__AIM OF THE EXERCISE__
Report how many lines below contain the word "friends". Give only the number.

__INFORMATION SUPPLIED__
■ ■ ■ ■ ■

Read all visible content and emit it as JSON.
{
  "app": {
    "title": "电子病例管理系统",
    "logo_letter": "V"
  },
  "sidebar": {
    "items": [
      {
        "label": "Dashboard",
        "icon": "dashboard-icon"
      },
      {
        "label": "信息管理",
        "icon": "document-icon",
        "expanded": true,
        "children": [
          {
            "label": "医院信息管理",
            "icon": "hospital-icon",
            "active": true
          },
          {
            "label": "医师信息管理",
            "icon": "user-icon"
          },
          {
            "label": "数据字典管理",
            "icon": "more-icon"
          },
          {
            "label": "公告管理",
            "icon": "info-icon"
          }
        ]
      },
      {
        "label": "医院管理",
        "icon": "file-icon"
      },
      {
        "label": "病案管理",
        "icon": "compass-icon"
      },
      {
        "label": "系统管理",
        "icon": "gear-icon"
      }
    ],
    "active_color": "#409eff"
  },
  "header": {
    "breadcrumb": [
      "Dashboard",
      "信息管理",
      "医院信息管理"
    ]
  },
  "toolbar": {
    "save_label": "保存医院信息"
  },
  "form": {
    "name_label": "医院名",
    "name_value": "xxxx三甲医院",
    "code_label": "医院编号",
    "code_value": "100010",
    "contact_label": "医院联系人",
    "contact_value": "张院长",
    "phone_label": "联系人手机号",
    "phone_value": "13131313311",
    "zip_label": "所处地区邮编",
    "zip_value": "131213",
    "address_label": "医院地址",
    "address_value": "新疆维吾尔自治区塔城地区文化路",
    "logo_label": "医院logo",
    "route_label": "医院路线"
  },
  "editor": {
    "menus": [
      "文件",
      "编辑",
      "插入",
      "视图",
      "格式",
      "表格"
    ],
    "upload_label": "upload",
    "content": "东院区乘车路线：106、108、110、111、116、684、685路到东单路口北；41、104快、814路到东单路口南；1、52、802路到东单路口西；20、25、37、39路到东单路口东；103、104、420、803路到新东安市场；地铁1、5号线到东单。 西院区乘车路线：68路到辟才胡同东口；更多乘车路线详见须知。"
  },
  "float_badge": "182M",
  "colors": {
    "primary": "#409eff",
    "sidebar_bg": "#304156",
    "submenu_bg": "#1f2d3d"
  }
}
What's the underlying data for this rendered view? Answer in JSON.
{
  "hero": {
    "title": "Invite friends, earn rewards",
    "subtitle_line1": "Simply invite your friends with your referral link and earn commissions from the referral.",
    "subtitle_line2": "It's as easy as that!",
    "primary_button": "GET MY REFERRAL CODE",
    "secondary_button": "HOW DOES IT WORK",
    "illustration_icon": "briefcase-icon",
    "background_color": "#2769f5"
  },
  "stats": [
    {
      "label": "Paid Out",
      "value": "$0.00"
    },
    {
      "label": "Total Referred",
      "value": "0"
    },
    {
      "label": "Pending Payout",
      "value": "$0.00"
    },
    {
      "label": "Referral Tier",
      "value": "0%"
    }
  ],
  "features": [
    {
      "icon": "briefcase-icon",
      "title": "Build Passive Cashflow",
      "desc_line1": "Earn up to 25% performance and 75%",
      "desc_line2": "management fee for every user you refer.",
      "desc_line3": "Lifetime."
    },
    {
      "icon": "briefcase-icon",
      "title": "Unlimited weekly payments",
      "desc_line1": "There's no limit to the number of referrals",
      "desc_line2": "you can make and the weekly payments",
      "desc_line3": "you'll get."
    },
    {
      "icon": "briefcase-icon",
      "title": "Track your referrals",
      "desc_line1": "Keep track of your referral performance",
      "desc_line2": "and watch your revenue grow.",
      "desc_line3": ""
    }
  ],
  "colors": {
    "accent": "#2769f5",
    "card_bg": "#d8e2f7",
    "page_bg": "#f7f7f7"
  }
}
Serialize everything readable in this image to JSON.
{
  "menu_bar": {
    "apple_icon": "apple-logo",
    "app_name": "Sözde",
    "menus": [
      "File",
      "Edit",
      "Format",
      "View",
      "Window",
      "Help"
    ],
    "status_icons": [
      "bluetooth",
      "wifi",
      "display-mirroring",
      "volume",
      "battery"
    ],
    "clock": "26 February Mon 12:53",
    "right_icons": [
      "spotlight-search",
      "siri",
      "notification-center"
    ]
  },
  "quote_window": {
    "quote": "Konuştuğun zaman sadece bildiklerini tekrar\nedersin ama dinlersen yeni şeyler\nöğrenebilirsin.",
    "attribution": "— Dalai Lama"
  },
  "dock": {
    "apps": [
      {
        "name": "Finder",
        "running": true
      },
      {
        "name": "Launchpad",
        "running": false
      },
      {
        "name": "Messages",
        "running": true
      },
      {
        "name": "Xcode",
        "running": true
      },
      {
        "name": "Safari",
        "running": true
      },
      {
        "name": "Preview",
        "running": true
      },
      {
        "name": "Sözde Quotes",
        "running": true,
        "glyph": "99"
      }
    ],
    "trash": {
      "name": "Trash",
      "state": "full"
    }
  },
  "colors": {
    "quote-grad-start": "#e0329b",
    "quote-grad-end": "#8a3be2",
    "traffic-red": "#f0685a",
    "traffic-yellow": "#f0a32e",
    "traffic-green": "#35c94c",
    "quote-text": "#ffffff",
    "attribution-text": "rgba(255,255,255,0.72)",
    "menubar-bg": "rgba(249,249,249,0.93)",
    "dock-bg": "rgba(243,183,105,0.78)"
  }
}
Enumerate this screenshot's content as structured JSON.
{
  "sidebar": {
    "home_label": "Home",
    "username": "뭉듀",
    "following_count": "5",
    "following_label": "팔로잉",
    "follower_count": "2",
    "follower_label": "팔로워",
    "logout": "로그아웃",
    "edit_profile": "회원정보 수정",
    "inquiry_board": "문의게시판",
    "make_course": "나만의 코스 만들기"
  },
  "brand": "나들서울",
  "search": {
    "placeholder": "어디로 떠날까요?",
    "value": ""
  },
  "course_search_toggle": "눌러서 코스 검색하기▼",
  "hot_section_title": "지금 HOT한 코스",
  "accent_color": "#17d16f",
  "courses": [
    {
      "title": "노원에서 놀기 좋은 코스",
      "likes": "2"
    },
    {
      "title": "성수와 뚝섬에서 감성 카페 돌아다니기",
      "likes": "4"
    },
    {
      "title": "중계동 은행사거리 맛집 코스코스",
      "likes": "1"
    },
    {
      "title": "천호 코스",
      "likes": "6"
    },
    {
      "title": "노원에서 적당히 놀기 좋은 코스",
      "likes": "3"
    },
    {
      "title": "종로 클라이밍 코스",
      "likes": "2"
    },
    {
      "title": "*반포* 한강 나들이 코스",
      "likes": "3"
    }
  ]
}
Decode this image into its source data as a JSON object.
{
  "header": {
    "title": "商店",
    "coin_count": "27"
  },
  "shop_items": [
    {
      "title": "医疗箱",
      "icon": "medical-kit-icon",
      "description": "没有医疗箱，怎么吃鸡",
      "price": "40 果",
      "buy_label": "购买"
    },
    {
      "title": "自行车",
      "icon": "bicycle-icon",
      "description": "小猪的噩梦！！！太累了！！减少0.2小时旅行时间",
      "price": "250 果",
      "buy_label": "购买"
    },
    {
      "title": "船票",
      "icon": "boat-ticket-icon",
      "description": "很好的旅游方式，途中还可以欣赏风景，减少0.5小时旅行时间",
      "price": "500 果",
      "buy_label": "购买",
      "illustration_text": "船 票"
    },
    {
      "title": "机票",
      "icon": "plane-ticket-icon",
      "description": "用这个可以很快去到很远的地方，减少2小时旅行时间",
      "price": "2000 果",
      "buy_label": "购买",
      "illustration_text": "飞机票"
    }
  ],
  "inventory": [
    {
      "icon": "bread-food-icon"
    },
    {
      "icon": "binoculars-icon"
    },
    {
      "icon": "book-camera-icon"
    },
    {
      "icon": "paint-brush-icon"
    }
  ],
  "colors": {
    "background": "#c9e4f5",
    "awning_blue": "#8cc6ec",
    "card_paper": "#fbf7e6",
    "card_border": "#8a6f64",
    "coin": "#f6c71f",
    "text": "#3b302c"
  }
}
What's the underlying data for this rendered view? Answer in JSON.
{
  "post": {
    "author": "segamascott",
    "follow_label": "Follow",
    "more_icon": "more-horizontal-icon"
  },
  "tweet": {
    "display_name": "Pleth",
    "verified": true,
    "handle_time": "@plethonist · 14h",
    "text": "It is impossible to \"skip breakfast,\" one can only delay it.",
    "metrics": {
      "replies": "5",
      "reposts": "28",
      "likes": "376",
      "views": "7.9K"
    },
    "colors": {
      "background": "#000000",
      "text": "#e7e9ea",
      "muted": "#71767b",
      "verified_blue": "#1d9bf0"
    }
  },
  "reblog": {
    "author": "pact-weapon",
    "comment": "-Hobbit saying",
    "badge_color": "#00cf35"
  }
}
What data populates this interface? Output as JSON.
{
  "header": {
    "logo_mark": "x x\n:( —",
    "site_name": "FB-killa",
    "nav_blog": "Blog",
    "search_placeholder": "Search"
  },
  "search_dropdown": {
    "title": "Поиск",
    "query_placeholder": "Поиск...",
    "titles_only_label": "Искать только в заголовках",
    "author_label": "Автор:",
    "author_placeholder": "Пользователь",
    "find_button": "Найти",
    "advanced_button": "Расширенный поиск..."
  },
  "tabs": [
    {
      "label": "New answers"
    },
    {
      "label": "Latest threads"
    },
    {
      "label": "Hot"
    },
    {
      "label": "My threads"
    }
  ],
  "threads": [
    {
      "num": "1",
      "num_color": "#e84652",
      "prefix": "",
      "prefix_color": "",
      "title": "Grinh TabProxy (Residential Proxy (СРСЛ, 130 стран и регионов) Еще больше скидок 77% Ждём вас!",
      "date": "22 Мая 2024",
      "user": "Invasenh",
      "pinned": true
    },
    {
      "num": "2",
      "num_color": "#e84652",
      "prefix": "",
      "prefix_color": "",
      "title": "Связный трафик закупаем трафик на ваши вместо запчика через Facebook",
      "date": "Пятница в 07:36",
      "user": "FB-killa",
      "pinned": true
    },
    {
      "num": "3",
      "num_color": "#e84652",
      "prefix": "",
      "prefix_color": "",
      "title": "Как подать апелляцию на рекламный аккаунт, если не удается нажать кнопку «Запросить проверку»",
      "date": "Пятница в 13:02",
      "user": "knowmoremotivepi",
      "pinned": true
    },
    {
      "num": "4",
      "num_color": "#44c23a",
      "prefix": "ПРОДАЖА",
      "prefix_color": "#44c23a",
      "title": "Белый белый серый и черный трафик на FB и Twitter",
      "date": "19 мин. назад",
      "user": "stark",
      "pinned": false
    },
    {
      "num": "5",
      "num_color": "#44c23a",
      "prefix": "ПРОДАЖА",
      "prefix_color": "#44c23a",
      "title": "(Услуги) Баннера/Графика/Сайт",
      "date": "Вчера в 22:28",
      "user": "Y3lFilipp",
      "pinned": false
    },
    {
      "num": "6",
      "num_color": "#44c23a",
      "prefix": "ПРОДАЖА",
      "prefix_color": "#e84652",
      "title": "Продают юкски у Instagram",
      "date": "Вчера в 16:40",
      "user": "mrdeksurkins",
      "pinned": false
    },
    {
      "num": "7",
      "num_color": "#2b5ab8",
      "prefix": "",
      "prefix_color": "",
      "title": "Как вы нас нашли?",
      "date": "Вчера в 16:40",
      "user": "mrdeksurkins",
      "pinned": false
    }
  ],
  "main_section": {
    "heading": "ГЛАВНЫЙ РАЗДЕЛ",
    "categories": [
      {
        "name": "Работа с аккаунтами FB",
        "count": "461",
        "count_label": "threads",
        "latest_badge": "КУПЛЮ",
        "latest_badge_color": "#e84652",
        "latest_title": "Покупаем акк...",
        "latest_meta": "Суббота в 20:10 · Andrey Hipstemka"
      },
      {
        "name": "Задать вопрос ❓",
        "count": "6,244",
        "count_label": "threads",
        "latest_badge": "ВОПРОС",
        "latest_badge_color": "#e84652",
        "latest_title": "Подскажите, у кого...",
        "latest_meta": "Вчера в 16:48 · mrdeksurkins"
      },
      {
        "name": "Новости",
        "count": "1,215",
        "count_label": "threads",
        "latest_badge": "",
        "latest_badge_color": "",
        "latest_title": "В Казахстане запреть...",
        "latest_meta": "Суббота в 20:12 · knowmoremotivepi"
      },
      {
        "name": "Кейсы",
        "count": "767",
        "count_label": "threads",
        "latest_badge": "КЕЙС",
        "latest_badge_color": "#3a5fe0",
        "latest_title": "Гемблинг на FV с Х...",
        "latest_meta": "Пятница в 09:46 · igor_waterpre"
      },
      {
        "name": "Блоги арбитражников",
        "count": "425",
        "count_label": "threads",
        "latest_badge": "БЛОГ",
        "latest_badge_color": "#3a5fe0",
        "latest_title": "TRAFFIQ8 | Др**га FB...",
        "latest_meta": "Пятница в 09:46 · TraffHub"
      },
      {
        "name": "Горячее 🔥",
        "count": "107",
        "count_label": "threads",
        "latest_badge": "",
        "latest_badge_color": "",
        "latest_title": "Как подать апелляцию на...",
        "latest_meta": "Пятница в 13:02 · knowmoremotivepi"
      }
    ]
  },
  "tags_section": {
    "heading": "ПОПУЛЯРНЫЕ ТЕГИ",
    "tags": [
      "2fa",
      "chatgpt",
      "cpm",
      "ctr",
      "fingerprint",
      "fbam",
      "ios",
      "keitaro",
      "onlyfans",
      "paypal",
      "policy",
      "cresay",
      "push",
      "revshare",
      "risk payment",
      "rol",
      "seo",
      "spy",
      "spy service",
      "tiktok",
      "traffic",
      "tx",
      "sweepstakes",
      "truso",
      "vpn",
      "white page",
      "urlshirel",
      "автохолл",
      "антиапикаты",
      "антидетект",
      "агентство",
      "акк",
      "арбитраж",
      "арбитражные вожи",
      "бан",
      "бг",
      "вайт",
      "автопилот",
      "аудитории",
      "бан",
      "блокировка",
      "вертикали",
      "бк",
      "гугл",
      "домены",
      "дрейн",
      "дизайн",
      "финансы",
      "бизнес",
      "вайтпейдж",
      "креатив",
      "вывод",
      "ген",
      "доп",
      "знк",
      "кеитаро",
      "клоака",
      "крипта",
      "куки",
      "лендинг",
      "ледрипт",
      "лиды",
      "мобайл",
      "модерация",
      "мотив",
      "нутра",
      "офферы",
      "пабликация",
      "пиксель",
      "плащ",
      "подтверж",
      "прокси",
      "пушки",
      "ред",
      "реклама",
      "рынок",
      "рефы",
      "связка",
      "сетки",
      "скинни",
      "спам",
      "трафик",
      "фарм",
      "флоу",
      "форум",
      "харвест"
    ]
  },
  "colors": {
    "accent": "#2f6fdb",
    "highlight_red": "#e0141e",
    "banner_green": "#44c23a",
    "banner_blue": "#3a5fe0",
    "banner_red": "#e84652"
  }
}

■ ■ ■ ■ ■

__SOLUTION TO THE PROBLEM__
2